*Set task*
Which lines in the records below contain the word "GPCAW"? Copy each of them.

------ Given records ------

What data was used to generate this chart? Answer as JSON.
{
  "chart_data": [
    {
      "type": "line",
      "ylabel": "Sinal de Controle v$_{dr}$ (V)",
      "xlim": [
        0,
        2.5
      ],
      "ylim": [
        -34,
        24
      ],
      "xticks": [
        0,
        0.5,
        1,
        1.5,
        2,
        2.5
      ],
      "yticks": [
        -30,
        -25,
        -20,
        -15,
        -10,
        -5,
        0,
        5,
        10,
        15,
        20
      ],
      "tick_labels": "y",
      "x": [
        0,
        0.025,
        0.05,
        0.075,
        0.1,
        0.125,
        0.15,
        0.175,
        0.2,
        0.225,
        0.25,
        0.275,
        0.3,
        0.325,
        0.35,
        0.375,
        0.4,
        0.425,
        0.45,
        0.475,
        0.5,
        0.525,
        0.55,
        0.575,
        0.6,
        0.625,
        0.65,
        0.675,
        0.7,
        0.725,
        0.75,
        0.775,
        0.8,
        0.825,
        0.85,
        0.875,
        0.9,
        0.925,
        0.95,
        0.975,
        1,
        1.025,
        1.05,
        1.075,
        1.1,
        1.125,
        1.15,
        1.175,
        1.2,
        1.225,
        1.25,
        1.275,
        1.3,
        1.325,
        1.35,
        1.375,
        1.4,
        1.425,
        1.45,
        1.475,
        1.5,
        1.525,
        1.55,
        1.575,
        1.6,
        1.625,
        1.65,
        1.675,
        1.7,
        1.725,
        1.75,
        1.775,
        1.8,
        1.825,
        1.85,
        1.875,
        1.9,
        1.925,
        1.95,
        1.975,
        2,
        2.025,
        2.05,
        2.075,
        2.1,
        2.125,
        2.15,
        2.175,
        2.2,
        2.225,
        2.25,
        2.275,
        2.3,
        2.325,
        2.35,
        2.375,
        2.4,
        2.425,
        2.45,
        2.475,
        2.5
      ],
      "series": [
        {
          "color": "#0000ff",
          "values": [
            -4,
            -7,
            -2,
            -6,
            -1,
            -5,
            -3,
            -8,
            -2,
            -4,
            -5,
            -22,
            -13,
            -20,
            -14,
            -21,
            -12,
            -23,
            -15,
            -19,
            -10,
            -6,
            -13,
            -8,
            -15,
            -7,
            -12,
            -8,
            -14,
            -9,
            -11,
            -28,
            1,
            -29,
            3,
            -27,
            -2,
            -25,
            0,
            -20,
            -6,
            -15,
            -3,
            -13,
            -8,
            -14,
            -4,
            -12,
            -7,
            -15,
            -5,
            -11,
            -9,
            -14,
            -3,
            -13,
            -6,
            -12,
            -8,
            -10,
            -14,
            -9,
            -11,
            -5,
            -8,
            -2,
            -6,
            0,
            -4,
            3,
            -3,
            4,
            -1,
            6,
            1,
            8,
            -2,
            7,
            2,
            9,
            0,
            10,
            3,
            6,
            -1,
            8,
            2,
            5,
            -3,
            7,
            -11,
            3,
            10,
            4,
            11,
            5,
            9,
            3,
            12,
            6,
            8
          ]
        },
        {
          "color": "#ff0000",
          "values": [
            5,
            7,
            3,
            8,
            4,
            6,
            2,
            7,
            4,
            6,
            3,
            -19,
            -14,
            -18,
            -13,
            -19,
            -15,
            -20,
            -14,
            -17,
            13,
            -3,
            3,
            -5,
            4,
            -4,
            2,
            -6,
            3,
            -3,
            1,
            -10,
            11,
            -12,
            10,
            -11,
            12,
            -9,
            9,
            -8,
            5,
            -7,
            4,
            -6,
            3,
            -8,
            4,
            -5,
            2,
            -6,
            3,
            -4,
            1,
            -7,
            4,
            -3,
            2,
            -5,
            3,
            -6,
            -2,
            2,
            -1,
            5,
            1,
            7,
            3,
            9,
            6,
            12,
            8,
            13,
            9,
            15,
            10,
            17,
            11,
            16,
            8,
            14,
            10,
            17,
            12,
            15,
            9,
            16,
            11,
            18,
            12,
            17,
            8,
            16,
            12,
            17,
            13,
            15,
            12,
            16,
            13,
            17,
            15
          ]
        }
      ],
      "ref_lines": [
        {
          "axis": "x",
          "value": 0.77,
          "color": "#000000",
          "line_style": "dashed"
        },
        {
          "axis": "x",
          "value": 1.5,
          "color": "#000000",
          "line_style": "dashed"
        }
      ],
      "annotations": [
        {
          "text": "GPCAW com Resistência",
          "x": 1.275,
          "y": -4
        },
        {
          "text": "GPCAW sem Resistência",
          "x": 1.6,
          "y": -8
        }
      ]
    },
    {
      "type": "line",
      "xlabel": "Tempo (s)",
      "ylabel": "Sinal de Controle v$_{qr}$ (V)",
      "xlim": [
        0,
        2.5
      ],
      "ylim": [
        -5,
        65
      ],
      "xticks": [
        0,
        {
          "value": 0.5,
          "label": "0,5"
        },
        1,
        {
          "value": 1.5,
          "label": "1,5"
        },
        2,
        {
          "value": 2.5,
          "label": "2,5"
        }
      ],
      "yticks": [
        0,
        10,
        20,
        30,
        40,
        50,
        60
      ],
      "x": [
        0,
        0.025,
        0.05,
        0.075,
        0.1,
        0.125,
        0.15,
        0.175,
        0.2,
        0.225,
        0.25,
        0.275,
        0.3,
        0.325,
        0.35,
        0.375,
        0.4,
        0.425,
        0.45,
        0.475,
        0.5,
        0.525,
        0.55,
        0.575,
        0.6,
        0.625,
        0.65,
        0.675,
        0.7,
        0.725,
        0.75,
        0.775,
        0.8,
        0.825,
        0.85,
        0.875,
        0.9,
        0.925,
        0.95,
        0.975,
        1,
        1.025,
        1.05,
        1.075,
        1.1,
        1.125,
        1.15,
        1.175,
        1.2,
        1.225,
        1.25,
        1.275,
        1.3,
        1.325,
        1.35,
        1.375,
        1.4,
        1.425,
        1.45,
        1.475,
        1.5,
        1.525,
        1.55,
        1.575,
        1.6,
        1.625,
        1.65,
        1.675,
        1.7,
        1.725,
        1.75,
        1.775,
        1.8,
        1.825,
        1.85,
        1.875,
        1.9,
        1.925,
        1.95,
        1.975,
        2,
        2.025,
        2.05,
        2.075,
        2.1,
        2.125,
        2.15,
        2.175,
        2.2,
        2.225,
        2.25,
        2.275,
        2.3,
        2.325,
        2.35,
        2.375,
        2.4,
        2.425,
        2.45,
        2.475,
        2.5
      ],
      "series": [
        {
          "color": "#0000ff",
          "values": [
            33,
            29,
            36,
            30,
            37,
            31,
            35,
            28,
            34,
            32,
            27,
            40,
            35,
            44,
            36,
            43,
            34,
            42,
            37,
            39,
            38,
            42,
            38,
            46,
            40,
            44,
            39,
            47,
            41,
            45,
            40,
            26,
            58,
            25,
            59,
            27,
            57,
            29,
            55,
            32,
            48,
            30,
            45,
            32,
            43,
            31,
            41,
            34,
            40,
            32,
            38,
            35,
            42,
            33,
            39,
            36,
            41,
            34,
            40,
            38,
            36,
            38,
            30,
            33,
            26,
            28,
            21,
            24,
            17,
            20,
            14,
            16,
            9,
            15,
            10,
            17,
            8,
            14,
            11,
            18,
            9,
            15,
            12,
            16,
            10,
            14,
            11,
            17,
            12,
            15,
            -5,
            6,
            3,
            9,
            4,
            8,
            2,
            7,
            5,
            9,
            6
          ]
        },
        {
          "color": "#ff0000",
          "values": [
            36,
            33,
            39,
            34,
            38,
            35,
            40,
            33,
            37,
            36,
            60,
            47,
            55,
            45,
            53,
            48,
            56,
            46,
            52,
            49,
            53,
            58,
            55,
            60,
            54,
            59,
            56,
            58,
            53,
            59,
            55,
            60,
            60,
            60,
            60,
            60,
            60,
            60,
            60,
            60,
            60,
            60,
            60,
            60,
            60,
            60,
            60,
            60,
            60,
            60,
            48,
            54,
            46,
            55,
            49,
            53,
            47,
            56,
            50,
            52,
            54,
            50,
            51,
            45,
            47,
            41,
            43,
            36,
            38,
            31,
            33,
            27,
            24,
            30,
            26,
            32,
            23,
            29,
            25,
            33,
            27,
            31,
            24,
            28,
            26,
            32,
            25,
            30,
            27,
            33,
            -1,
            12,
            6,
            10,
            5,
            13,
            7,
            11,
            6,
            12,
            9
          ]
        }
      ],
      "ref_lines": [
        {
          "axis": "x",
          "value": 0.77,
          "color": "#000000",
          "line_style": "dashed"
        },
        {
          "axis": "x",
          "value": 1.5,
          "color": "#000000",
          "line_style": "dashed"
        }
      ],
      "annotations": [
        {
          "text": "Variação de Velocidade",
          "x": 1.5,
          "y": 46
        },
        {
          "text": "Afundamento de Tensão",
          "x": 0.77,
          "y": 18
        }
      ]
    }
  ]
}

------

*Answer to this task*
          "text": "GPCAW com Resistência",
          "text": "GPCAW sem Resistência",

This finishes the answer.